THE REQUEST: All of the records below must be output exactly, with no pictures carried over.

::::::

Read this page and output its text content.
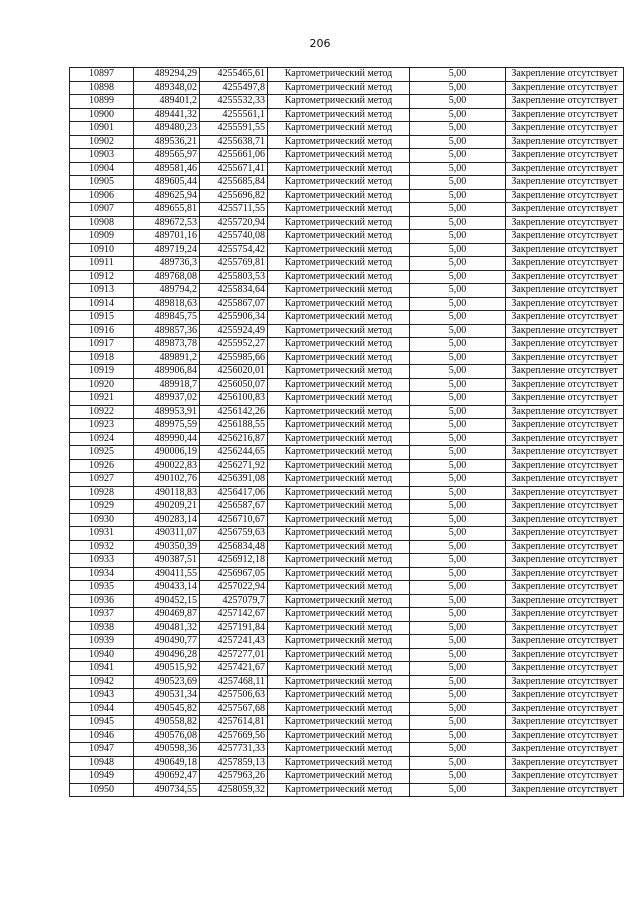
206
10897	489294,29	4255465,61	Картометрический метод	5,00	Закрепление отсутствует
10898	489348,02	4255497,8	Картометрический метод	5,00	Закрепление отсутствует
10899	489401,2	4255532,33	Картометрический метод	5,00	Закрепление отсутствует
10900	489441,32	4255561,1	Картометрический метод	5,00	Закрепление отсутствует
10901	489480,23	4255591,55	Картометрический метод	5,00	Закрепление отсутствует
10902	489536,21	4255638,71	Картометрический метод	5,00	Закрепление отсутствует
10903	489565,97	4255661,06	Картометрический метод	5,00	Закрепление отсутствует
10904	489581,46	4255671,41	Картометрический метод	5,00	Закрепление отсутствует
10905	489605,44	4255685,84	Картометрический метод	5,00	Закрепление отсутствует
10906	489625,94	4255696,82	Картометрический метод	5,00	Закрепление отсутствует
10907	489655,81	4255711,55	Картометрический метод	5,00	Закрепление отсутствует
10908	489672,53	4255720,94	Картометрический метод	5,00	Закрепление отсутствует
10909	489701,16	4255740,08	Картометрический метод	5,00	Закрепление отсутствует
10910	489719,24	4255754,42	Картометрический метод	5,00	Закрепление отсутствует
10911	489736,3	4255769,81	Картометрический метод	5,00	Закрепление отсутствует
10912	489768,08	4255803,53	Картометрический метод	5,00	Закрепление отсутствует
10913	489794,2	4255834,64	Картометрический метод	5,00	Закрепление отсутствует
10914	489818,63	4255867,07	Картометрический метод	5,00	Закрепление отсутствует
10915	489845,75	4255906,34	Картометрический метод	5,00	Закрепление отсутствует
10916	489857,36	4255924,49	Картометрический метод	5,00	Закрепление отсутствует
10917	489873,78	4255952,27	Картометрический метод	5,00	Закрепление отсутствует
10918	489891,2	4255985,66	Картометрический метод	5,00	Закрепление отсутствует
10919	489906,84	4256020,01	Картометрический метод	5,00	Закрепление отсутствует
10920	489918,7	4256050,07	Картометрический метод	5,00	Закрепление отсутствует
10921	489937,02	4256100,83	Картометрический метод	5,00	Закрепление отсутствует
10922	489953,91	4256142,26	Картометрический метод	5,00	Закрепление отсутствует
10923	489975,59	4256188,55	Картометрический метод	5,00	Закрепление отсутствует
10924	489990,44	4256216,87	Картометрический метод	5,00	Закрепление отсутствует
10925	490006,19	4256244,65	Картометрический метод	5,00	Закрепление отсутствует
10926	490022,83	4256271,92	Картометрический метод	5,00	Закрепление отсутствует
10927	490102,76	4256391,08	Картометрический метод	5,00	Закрепление отсутствует
10928	490118,83	4256417,06	Картометрический метод	5,00	Закрепление отсутствует
10929	490209,21	4256587,67	Картометрический метод	5,00	Закрепление отсутствует
10930	490283,14	4256710,67	Картометрический метод	5,00	Закрепление отсутствует
10931	490311,07	4256759,63	Картометрический метод	5,00	Закрепление отсутствует
10932	490350,39	4256834,48	Картометрический метод	5,00	Закрепление отсутствует
10933	490387,51	4256912,18	Картометрический метод	5,00	Закрепление отсутствует
10934	490411,55	4256967,05	Картометрический метод	5,00	Закрепление отсутствует
10935	490433,14	4257022,94	Картометрический метод	5,00	Закрепление отсутствует
10936	490452,15	4257079,7	Картометрический метод	5,00	Закрепление отсутствует
10937	490469,87	4257142,67	Картометрический метод	5,00	Закрепление отсутствует
10938	490481,32	4257191,84	Картометрический метод	5,00	Закрепление отсутствует
10939	490490,77	4257241,43	Картометрический метод	5,00	Закрепление отсутствует
10940	490496,28	4257277,01	Картометрический метод	5,00	Закрепление отсутствует
10941	490515,92	4257421,67	Картометрический метод	5,00	Закрепление отсутствует
10942	490523,69	4257468,11	Картометрический метод	5,00	Закрепление отсутствует
10943	490531,34	4257506,63	Картометрический метод	5,00	Закрепление отсутствует
10944	490545,82	4257567,68	Картометрический метод	5,00	Закрепление отсутствует
10945	490558,82	4257614,81	Картометрический метод	5,00	Закрепление отсутствует
10946	490576,08	4257669,56	Картометрический метод	5,00	Закрепление отсутствует
10947	490598,36	4257731,33	Картометрический метод	5,00	Закрепление отсутствует
10948	490649,18	4257859,13	Картометрический метод	5,00	Закрепление отсутствует
10949	490692,47	4257963,26	Картометрический метод	5,00	Закрепление отсутствует
10950	490734,55	4258059,32	Картометрический метод	5,00	Закрепление отсутствует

::::::

ANSWER FOR THE TASK:
Read this page and output its text content.
206
10897	489294,29	4255465,61	Картометрический метод	5,00	Закрепление отсутствует
10898	489348,02	4255497,8	Картометрический метод	5,00	Закрепление отсутствует
10899	489401,2	4255532,33	Картометрический метод	5,00	Закрепление отсутствует
10900	489441,32	4255561,1	Картометрический метод	5,00	Закрепление отсутствует
10901	489480,23	4255591,55	Картометрический метод	5,00	Закрепление отсутствует
10902	489536,21	4255638,71	Картометрический метод	5,00	Закрепление отсутствует
10903	489565,97	4255661,06	Картометрический метод	5,00	Закрепление отсутствует
10904	489581,46	4255671,41	Картометрический метод	5,00	Закрепление отсутствует
10905	489605,44	4255685,84	Картометрический метод	5,00	Закрепление отсутствует
10906	489625,94	4255696,82	Картометрический метод	5,00	Закрепление отсутствует
10907	489655,81	4255711,55	Картометрический метод	5,00	Закрепление отсутствует
10908	489672,53	4255720,94	Картометрический метод	5,00	Закрепление отсутствует
10909	489701,16	4255740,08	Картометрический метод	5,00	Закрепление отсутствует
10910	489719,24	4255754,42	Картометрический метод	5,00	Закрепление отсутствует
10911	489736,3	4255769,81	Картометрический метод	5,00	Закрепление отсутствует
10912	489768,08	4255803,53	Картометрический метод	5,00	Закрепление отсутствует
10913	489794,2	4255834,64	Картометрический метод	5,00	Закрепление отсутствует
10914	489818,63	4255867,07	Картометрический метод	5,00	Закрепление отсутствует
10915	489845,75	4255906,34	Картометрический метод	5,00	Закрепление отсутствует
10916	489857,36	4255924,49	Картометрический метод	5,00	Закрепление отсутствует
10917	489873,78	4255952,27	Картометрический метод	5,00	Закрепление отсутствует
10918	489891,2	4255985,66	Картометрический метод	5,00	Закрепление отсутствует
10919	489906,84	4256020,01	Картометрический метод	5,00	Закрепление отсутствует
10920	489918,7	4256050,07	Картометрический метод	5,00	Закрепление отсутствует
10921	489937,02	4256100,83	Картометрический метод	5,00	Закрепление отсутствует
10922	489953,91	4256142,26	Картометрический метод	5,00	Закрепление отсутствует
10923	489975,59	4256188,55	Картометрический метод	5,00	Закрепление отсутствует
10924	489990,44	4256216,87	Картометрический метод	5,00	Закрепление отсутствует
10925	490006,19	4256244,65	Картометрический метод	5,00	Закрепление отсутствует
10926	490022,83	4256271,92	Картометрический метод	5,00	Закрепление отсутствует
10927	490102,76	4256391,08	Картометрический метод	5,00	Закрепление отсутствует
10928	490118,83	4256417,06	Картометрический метод	5,00	Закрепление отсутствует
10929	490209,21	4256587,67	Картометрический метод	5,00	Закрепление отсутствует
10930	490283,14	4256710,67	Картометрический метод	5,00	Закрепление отсутствует
10931	490311,07	4256759,63	Картометрический метод	5,00	Закрепление отсутствует
10932	490350,39	4256834,48	Картометрический метод	5,00	Закрепление отсутствует
10933	490387,51	4256912,18	Картометрический метод	5,00	Закрепление отсутствует
10934	490411,55	4256967,05	Картометрический метод	5,00	Закрепление отсутствует
10935	490433,14	4257022,94	Картометрический метод	5,00	Закрепление отсутствует
10936	490452,15	4257079,7	Картометрический метод	5,00	Закрепление отсутствует
10937	490469,87	4257142,67	Картометрический метод	5,00	Закрепление отсутствует
10938	490481,32	4257191,84	Картометрический метод	5,00	Закрепление отсутствует
10939	490490,77	4257241,43	Картометрический метод	5,00	Закрепление отсутствует
10940	490496,28	4257277,01	Картометрический метод	5,00	Закрепление отсутствует
10941	490515,92	4257421,67	Картометрический метод	5,00	Закрепление отсутствует
10942	490523,69	4257468,11	Картометрический метод	5,00	Закрепление отсутствует
10943	490531,34	4257506,63	Картометрический метод	5,00	Закрепление отсутствует
10944	490545,82	4257567,68	Картометрический метод	5,00	Закрепление отсутствует
10945	490558,82	4257614,81	Картометрический метод	5,00	Закрепление отсутствует
10946	490576,08	4257669,56	Картометрический метод	5,00	Закрепление отсутствует
10947	490598,36	4257731,33	Картометрический метод	5,00	Закрепление отсутствует
10948	490649,18	4257859,13	Картометрический метод	5,00	Закрепление отсутствует
10949	490692,47	4257963,26	Картометрический метод	5,00	Закрепление отсутствует
10950	490734,55	4258059,32	Картометрический метод	5,00	Закрепление отсутствует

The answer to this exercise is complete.